-- Work instructions --
Could you write out the passage below about Harper's lawsuit against the City word for word?

-- Document passage --
================

Instead of appealing the City's denial, Harper filed suit in this court alleging that the City had violated the FHA and 42 U.S.C. § 1983. After Harper filed the suit, Fair Care filed a motion to intervene, which the court ultimately granted. Eventually, Harper filed a motion for preliminary injunction seeking to enjoin various provisions of the City's code to allow him to open the facility at the Property. However, after holding an evidentiary hearing, the court denied Harper's motion for preliminary injunction. Following the court's denial of Harper's motion for preliminary injunction, Fair Care and the City moved for summary judgment. Prior to opposing the motions, Harper moved to voluntarily dismiss this case without prejudice pursuant to Rule 41(a)(2) of the Federal Rules of Civil Procedure. While the City did not oppose dismissal, Fair Care filed an opposition arguing, among other things, that it would suffer legal prejudice if the court were to grant the motion. After reviewing the parties' briefing, the court granted Harper's motion and dismissed the case without prejudice.

================

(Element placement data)

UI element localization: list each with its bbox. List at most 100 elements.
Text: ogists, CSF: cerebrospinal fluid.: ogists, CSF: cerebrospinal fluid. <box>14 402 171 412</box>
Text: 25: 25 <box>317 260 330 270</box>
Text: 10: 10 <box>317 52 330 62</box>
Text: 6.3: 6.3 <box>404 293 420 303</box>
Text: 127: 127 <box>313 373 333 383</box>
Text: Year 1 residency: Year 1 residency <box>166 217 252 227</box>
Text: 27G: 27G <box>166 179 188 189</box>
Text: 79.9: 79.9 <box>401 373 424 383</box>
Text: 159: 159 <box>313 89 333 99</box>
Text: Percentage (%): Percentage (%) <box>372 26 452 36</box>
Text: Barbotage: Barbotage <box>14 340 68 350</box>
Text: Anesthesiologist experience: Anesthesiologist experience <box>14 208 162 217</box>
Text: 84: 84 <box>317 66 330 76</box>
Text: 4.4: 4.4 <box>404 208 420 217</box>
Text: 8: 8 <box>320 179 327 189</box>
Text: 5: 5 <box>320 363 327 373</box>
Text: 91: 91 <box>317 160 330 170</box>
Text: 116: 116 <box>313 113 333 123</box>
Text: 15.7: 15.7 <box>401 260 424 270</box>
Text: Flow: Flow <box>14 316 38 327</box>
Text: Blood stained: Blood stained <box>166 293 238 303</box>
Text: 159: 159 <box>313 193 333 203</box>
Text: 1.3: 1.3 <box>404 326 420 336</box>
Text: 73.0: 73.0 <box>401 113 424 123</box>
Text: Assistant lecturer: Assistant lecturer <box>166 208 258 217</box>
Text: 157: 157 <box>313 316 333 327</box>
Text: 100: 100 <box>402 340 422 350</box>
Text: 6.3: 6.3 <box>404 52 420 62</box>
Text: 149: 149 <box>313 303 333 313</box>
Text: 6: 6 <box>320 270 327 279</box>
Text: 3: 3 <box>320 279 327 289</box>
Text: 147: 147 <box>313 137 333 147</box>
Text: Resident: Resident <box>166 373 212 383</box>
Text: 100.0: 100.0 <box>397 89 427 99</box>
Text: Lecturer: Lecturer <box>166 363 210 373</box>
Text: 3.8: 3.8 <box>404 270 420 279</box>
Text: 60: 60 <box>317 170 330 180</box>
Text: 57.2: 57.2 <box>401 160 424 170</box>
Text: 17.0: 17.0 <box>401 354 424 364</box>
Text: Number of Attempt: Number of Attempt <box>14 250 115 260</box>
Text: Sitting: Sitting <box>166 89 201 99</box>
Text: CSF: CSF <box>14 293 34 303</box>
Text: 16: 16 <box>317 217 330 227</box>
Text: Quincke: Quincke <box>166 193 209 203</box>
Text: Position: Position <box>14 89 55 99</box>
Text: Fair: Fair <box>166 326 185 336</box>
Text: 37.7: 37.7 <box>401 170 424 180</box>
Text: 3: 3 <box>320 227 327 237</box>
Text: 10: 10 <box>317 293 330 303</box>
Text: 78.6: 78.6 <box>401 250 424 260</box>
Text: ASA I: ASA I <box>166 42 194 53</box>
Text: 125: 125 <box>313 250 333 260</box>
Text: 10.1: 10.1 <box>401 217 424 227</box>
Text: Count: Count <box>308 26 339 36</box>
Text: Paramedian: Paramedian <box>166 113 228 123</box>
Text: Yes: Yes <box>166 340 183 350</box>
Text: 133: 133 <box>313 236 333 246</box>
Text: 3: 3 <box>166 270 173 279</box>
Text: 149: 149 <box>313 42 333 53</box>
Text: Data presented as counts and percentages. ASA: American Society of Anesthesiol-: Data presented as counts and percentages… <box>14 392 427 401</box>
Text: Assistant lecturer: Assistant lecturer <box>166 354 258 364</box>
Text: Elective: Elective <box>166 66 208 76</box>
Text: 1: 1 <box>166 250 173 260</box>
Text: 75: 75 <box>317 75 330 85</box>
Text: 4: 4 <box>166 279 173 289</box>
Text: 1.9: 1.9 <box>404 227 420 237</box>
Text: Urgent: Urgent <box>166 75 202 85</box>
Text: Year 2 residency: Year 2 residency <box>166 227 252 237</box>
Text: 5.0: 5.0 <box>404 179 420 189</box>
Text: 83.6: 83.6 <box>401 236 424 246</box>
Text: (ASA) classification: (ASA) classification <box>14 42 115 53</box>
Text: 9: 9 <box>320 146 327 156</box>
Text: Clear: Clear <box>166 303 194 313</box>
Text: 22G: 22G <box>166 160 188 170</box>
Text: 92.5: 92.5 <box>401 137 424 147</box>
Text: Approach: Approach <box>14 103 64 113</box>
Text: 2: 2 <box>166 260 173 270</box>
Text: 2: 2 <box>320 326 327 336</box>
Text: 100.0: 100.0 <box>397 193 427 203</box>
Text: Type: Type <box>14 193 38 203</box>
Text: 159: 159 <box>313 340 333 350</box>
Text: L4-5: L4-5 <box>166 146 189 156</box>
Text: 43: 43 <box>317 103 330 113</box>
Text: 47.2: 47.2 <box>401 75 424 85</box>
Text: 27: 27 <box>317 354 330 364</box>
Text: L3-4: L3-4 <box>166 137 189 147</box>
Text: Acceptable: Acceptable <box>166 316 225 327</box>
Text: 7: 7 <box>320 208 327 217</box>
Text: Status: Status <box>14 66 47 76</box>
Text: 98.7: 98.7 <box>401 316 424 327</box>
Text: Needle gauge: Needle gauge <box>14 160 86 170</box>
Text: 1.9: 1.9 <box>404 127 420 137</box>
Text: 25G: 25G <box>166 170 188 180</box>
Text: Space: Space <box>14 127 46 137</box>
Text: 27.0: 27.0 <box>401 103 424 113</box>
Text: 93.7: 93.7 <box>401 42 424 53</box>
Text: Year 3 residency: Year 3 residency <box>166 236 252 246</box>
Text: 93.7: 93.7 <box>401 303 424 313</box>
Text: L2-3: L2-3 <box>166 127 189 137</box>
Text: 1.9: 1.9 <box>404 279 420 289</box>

================

-- Answer to this problem --
Instead of appealing the City's denial, Harper filed suit in this court alleging that the City had violated the FHA and 42 U.S.C. § 1983. After Harper filed the suit, Fair Care filed a motion to intervene, which the court ultimately granted. Eventually, Harper filed a motion for preliminary injunction seeking to enjoin various provisions of the City's code to allow him to open the facility at the Property. However, after holding an evidentiary hearing, the court denied Harper's motion for preliminary injunction. Following the court's denial of Harper's motion for preliminary injunction, Fair Care and the City moved for summary judgment. Prior to opposing the motions, Harper moved to voluntarily dismiss this case without prejudice pursuant to Rule 41(a)(2) of the Federal Rules of Civil Procedure. While the City did not oppose dismissal, Fair Care filed an opposition arguing, among other things, that it would suffer legal prejudice if the court were to grant the motion. After reviewing the parties' briefing, the court granted Harper's motion and dismissed the case without prejudice.